PROBLEM TO SOLVE -
In the source document below, condense the paragraph that begins "In our study, we found that haemoglobin" into a short bulleted list that keeps its main facts.

SOURCE DOCUMENT -
[Start of section]

It has also recently been reported that the neutrophil: lymphocyte ratio may be an independent risk factor for CIN,25 although we found no such correlation. Overall, we did not find a significant difference in the white cell count, neutrophil count or CRP. Our data relating to CRP may be skewed because the average baseline CRP was significantly elevated at 53.4 mg/L, suggesting that a pro-inflammatory state already existed in a proportion of our patients, probably due to the presence of a foot ulcer. Although CRP levels tended to decline after administration of CM, the difference did not achieve statistical significance, once again probably due to the small sample size of our study. We did, however, observe a significant decrease in lymphocyte count at 48 and 72 hours after administration of CM. The reason for this is unclear, particularly as the other markers of infection and inflammation remained unchanged. It is possible that the CM may have an effect on lymphocyte production or stimulation, in line with previous data that suggested a role for T-lymphocytes in delayed hypersensitivity to CM.26-29
Haemoglobin
In our study, we found that haemoglobin was significantly reduced at both 48 and 72 hours. This was probably due to haemodilution secondary to routine intravenous and oral rehydration following the procedure,30 although our study design did not permit follow-up beyond 72 hours. Previous work has shown that low haemoglobin before treatment is a risk factor for the development of CIN.31 Prior anaemia was not associated with an increased risk of CIN in our population and we did not observe a reduction in haemoglobin when patients were stratified according to eGFR at baseline.

[End of section]

RECORDED INFORMATION -

[Start of section]

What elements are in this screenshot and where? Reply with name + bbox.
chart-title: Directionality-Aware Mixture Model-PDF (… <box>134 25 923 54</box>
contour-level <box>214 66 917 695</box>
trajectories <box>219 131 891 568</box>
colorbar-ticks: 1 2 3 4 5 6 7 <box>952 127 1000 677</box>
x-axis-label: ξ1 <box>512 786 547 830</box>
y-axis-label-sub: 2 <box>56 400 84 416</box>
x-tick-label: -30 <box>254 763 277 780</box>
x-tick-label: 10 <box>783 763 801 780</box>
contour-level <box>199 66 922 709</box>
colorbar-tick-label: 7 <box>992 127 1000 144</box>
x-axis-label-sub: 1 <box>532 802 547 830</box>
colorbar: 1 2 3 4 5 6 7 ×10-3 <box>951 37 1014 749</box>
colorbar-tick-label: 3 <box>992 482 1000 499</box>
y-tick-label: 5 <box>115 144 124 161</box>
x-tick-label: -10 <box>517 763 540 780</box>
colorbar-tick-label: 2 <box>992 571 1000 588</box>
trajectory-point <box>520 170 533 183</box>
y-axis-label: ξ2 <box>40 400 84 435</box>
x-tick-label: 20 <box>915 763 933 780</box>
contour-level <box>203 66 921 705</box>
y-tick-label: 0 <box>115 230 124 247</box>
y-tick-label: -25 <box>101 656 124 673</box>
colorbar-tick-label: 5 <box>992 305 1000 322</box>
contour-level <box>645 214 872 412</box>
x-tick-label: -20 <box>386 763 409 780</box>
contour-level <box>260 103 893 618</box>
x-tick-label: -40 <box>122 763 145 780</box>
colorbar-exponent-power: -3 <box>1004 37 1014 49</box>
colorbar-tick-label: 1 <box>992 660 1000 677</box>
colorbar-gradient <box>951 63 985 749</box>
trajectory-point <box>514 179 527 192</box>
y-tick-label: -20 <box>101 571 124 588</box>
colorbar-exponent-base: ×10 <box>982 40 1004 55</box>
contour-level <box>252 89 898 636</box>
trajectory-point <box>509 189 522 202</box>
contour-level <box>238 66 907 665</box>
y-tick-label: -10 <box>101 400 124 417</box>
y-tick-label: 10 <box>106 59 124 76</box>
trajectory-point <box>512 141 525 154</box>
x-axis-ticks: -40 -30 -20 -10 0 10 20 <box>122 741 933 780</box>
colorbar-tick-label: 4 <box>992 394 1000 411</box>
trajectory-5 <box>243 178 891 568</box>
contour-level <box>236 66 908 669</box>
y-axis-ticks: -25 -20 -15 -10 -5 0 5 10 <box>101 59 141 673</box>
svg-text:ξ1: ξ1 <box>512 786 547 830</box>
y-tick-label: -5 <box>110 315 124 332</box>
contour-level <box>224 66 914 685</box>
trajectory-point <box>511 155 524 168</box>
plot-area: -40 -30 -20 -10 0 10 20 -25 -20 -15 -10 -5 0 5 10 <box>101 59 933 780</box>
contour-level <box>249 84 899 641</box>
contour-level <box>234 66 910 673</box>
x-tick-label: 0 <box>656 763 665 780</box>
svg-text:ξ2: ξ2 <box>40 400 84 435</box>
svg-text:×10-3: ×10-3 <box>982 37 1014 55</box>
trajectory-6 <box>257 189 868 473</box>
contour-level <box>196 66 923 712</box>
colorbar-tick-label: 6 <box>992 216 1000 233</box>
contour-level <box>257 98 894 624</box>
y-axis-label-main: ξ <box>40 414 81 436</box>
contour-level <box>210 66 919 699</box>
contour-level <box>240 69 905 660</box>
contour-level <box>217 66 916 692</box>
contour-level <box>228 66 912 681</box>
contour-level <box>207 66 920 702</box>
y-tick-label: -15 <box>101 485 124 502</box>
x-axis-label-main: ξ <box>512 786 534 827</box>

[End of section]

PROBLEM SOLUTION -
- Hemoglobin was significantly reduced at both 48 and 72 hours.
- This was probably due to hemodilution from routine intravenous and oral rehydration after the procedure. The study design did not permit follow-up beyond 72 hours.
- Previous work has shown that low hemoglobin before treatment is a risk factor for CIN.
- In this population, prior anemia was not associated with an increased risk of CIN.
- No hemoglobin reduction was seen when patients were stratified by baseline eGFR.